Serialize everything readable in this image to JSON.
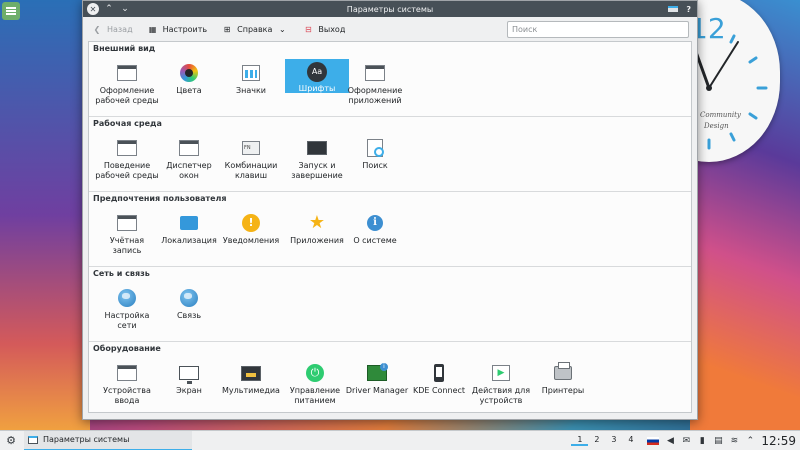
{
  "window": {
    "title": "Параметры системы"
  },
  "toolbar": {
    "back_label": "Назад",
    "configure_label": "Настроить",
    "help_label": "Справка",
    "quit_label": "Выход",
    "search_placeholder": "Поиск"
  },
  "sections": [
    {
      "title": "Внешний вид",
      "items": [
        {
          "label": "Оформление рабочей среды",
          "icon": "workspace-theme-icon"
        },
        {
          "label": "Цвета",
          "icon": "colors-icon"
        },
        {
          "label": "Значки",
          "icon": "icons-icon"
        },
        {
          "label": "Шрифты",
          "icon": "fonts-icon",
          "selected": true
        },
        {
          "label": "Оформление приложений",
          "icon": "application-style-icon"
        }
      ]
    },
    {
      "title": "Рабочая среда",
      "items": [
        {
          "label": "Поведение рабочей среды",
          "icon": "desktop-behavior-icon"
        },
        {
          "label": "Диспетчер окон",
          "icon": "window-manager-icon"
        },
        {
          "label": "Комбинации клавиш",
          "icon": "shortcuts-icon"
        },
        {
          "label": "Запуск и завершение",
          "icon": "startup-shutdown-icon"
        },
        {
          "label": "Поиск",
          "icon": "search-icon"
        }
      ]
    },
    {
      "title": "Предпочтения пользователя",
      "items": [
        {
          "label": "Учётная запись",
          "icon": "account-icon"
        },
        {
          "label": "Локализация",
          "icon": "localization-icon"
        },
        {
          "label": "Уведомления",
          "icon": "notifications-icon"
        },
        {
          "label": "Приложения",
          "icon": "applications-icon"
        },
        {
          "label": "О системе",
          "icon": "about-system-icon"
        }
      ]
    },
    {
      "title": "Сеть и связь",
      "items": [
        {
          "label": "Настройка сети",
          "icon": "network-settings-icon"
        },
        {
          "label": "Связь",
          "icon": "connectivity-icon"
        }
      ]
    },
    {
      "title": "Оборудование",
      "items": [
        {
          "label": "Устройства ввода",
          "icon": "input-devices-icon"
        },
        {
          "label": "Экран",
          "icon": "display-icon"
        },
        {
          "label": "Мультимедиа",
          "icon": "multimedia-icon"
        },
        {
          "label": "Управление питанием",
          "icon": "power-management-icon"
        },
        {
          "label": "Driver Manager",
          "icon": "driver-manager-icon"
        },
        {
          "label": "KDE Connect",
          "icon": "kde-connect-icon"
        },
        {
          "label": "Действия для устройств",
          "icon": "device-actions-icon"
        },
        {
          "label": "Принтеры",
          "icon": "printers-icon"
        }
      ]
    }
  ],
  "clock_widget": {
    "numeral": "12",
    "brand_line1": "Community",
    "brand_line2": "Design"
  },
  "taskbar": {
    "task_label": "Параметры системы",
    "desktops": [
      "1",
      "2",
      "3",
      "4"
    ],
    "active_desktop": "1",
    "time": "12:59"
  },
  "colors": {
    "accent": "#3daee9",
    "titlebar": "#475057",
    "window_bg": "#eff0f1"
  }
}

= = =

- **What the task requires**: Without the pictures, reproduce every line of the records above exactly.

- **Output for this exercise**:
Serialize everything readable in this image to JSON.
{
  "window": {
    "title": "Параметры системы"
  },
  "toolbar": {
    "back_label": "Назад",
    "configure_label": "Настроить",
    "help_label": "Справка",
    "quit_label": "Выход",
    "search_placeholder": "Поиск"
  },
  "sections": [
    {
      "title": "Внешний вид",
      "items": [
        {
          "label": "Оформление рабочей среды",
          "icon": "workspace-theme-icon"
        },
        {
          "label": "Цвета",
          "icon": "colors-icon"
        },
        {
          "label": "Значки",
          "icon": "icons-icon"
        },
        {
          "label": "Шрифты",
          "icon": "fonts-icon",
          "selected": true
        },
        {
          "label": "Оформление приложений",
          "icon": "application-style-icon"
        }
      ]
    },
    {
      "title": "Рабочая среда",
      "items": [
        {
          "label": "Поведение рабочей среды",
          "icon": "desktop-behavior-icon"
        },
        {
          "label": "Диспетчер окон",
          "icon": "window-manager-icon"
        },
        {
          "label": "Комбинации клавиш",
          "icon": "shortcuts-icon"
        },
        {
          "label": "Запуск и завершение",
          "icon": "startup-shutdown-icon"
        },
        {
          "label": "Поиск",
          "icon": "search-icon"
        }
      ]
    },
    {
      "title": "Предпочтения пользователя",
      "items": [
        {
          "label": "Учётная запись",
          "icon": "account-icon"
        },
        {
          "label": "Локализация",
          "icon": "localization-icon"
        },
        {
          "label": "Уведомления",
          "icon": "notifications-icon"
        },
        {
          "label": "Приложения",
          "icon": "applications-icon"
        },
        {
          "label": "О системе",
          "icon": "about-system-icon"
        }
      ]
    },
    {
      "title": "Сеть и связь",
      "items": [
        {
          "label": "Настройка сети",
          "icon": "network-settings-icon"
        },
        {
          "label": "Связь",
          "icon": "connectivity-icon"
        }
      ]
    },
    {
      "title": "Оборудование",
      "items": [
        {
          "label": "Устройства ввода",
          "icon": "input-devices-icon"
        },
        {
          "label": "Экран",
          "icon": "display-icon"
        },
        {
          "label": "Мультимедиа",
          "icon": "multimedia-icon"
        },
        {
          "label": "Управление питанием",
          "icon": "power-management-icon"
        },
        {
          "label": "Driver Manager",
          "icon": "driver-manager-icon"
        },
        {
          "label": "KDE Connect",
          "icon": "kde-connect-icon"
        },
        {
          "label": "Действия для устройств",
          "icon": "device-actions-icon"
        },
        {
          "label": "Принтеры",
          "icon": "printers-icon"
        }
      ]
    }
  ],
  "clock_widget": {
    "numeral": "12",
    "brand_line1": "Community",
    "brand_line2": "Design"
  },
  "taskbar": {
    "task_label": "Параметры системы",
    "desktops": [
      "1",
      "2",
      "3",
      "4"
    ],
    "active_desktop": "1",
    "time": "12:59"
  },
  "colors": {
    "accent": "#3daee9",
    "titlebar": "#475057",
    "window_bg": "#eff0f1"
  }
}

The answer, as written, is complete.